In how many lines does the string "curve" appear? Answer with the number only.
#### PROVIDED RECORDS
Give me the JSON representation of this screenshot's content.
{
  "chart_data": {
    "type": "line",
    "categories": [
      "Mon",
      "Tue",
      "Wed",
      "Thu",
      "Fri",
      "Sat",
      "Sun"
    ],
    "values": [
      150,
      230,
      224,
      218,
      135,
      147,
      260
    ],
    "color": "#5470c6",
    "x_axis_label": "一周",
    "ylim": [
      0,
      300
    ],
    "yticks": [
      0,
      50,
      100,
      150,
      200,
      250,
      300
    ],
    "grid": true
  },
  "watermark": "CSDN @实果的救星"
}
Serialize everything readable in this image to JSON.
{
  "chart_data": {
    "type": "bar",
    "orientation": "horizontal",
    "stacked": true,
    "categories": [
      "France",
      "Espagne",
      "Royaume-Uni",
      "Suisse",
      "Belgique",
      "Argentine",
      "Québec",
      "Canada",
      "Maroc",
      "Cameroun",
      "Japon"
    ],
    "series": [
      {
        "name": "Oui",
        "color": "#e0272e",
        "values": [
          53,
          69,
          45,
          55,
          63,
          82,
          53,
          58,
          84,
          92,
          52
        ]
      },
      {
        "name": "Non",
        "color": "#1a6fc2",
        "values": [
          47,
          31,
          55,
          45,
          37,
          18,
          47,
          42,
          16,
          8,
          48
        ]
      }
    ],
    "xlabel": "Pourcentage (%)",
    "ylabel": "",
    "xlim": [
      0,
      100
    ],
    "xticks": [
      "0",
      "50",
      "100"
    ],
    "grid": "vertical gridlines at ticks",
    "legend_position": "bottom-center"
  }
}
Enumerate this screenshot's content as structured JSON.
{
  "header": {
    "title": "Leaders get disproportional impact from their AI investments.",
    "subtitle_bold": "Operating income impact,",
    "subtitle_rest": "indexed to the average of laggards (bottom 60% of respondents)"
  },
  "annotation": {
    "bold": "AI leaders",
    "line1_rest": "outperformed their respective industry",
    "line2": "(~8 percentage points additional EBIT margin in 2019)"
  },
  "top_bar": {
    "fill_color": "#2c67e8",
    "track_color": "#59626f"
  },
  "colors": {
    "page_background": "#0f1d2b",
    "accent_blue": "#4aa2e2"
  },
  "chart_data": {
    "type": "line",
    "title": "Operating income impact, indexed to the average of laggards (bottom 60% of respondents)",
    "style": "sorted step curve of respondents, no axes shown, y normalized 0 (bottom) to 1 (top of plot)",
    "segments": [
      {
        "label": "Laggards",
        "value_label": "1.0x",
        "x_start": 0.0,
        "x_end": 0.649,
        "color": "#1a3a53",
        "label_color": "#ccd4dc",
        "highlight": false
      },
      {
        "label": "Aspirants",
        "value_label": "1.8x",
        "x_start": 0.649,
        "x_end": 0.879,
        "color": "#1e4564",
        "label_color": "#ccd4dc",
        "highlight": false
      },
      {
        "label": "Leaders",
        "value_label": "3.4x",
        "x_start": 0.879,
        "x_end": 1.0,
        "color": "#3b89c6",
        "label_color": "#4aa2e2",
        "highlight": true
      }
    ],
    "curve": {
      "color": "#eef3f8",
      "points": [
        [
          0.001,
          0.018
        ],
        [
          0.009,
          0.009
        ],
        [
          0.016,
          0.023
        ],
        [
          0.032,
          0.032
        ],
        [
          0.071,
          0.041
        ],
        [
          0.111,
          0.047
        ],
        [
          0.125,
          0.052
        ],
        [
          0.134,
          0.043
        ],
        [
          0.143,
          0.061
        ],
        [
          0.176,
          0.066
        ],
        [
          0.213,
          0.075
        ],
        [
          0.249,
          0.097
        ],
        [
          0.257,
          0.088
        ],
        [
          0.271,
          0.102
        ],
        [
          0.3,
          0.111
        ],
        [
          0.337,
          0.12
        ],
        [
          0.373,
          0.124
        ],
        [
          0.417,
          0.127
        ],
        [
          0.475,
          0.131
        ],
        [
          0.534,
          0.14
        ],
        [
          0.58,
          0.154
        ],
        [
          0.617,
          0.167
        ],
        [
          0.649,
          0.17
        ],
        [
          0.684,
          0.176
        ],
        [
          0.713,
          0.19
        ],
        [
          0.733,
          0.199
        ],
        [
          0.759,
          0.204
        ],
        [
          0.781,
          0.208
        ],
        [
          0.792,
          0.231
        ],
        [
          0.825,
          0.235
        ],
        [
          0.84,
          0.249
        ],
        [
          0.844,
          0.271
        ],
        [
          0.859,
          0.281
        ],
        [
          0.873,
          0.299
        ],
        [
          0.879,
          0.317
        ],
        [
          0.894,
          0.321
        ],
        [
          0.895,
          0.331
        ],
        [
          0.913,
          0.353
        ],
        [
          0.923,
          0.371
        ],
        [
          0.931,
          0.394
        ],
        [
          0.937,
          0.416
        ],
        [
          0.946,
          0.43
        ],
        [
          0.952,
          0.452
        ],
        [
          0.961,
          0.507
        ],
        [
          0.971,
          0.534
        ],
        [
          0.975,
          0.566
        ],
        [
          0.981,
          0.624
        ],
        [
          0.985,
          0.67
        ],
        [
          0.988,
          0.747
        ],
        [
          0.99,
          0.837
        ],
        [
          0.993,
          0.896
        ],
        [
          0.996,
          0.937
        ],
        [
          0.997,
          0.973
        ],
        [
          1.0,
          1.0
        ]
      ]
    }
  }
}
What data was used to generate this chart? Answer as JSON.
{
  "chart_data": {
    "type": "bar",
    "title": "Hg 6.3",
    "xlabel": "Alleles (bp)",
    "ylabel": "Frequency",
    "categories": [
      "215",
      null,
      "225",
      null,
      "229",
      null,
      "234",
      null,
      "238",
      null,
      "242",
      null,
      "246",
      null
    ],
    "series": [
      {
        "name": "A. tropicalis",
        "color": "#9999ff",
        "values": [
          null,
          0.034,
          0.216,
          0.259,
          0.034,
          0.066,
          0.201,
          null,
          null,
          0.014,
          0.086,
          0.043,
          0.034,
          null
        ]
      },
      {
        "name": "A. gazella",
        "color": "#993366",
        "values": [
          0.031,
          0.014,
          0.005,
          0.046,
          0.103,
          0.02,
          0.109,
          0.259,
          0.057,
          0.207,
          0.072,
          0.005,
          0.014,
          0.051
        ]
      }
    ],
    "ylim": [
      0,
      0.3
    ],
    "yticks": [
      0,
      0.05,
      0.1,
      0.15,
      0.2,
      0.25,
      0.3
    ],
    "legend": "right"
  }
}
########
> THE OUTPUT: 2